PROMPT: Take each line that has the word "Analog" and return it.
+++++
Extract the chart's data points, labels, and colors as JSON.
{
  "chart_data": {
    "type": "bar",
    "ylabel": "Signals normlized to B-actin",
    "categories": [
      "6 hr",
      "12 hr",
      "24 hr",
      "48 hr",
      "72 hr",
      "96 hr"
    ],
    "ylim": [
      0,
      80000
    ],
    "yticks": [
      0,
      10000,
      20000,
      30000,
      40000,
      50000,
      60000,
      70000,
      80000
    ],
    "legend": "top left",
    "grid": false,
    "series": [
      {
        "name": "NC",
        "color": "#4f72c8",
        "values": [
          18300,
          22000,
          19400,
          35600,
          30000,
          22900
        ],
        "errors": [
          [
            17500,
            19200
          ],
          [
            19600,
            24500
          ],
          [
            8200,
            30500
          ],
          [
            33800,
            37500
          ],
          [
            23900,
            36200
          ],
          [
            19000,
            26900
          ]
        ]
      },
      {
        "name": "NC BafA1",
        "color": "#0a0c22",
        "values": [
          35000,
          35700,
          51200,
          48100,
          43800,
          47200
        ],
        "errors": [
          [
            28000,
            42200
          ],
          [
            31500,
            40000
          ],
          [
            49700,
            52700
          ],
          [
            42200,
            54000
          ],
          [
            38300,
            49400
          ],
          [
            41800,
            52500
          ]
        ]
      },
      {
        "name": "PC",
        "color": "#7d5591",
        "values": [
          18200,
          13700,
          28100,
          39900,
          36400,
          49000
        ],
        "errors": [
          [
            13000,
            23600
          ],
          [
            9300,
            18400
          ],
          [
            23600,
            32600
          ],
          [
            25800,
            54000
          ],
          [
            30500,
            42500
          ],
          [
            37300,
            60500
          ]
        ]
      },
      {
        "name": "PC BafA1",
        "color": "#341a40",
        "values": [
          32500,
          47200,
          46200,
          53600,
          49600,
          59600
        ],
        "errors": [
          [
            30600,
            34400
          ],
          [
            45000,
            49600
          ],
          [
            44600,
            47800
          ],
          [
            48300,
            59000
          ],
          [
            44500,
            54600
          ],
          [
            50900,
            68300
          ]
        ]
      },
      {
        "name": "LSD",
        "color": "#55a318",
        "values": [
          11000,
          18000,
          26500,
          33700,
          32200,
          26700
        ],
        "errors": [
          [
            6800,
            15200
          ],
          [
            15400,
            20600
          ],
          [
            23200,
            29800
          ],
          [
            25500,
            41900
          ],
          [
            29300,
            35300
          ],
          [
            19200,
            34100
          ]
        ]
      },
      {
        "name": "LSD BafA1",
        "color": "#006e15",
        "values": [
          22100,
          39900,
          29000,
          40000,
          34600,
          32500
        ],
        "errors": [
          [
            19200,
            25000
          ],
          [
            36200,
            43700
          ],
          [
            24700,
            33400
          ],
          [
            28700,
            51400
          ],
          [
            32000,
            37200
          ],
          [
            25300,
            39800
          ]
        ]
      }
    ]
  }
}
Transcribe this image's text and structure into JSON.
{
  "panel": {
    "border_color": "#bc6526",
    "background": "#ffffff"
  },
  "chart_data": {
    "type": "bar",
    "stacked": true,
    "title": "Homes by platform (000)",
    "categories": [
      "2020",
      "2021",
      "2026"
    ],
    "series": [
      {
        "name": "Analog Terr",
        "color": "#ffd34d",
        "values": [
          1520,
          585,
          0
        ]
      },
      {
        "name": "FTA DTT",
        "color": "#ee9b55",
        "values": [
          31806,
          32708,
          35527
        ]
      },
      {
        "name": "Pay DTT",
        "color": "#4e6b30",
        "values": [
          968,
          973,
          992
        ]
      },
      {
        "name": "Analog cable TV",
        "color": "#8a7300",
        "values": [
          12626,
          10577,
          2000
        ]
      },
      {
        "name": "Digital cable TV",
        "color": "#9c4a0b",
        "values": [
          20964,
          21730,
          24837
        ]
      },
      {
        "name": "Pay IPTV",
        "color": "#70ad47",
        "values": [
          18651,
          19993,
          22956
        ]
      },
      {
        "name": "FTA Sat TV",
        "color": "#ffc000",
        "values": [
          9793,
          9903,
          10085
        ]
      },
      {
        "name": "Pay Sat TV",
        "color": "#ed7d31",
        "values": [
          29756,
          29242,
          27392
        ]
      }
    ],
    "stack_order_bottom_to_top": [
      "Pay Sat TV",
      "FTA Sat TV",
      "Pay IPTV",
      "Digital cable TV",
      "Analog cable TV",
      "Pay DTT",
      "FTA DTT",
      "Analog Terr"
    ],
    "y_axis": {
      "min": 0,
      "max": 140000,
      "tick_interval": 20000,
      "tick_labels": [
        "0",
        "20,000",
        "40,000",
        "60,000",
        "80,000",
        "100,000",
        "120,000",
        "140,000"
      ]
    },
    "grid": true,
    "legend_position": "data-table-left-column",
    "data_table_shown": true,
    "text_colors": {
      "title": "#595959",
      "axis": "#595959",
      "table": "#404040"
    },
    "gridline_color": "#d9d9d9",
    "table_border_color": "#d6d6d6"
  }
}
+++++
ANSWER TO THE TASK:
        "name": "Analog Terr",
        "name": "Analog cable TV",
      "Analog cable TV",
      "Analog Terr"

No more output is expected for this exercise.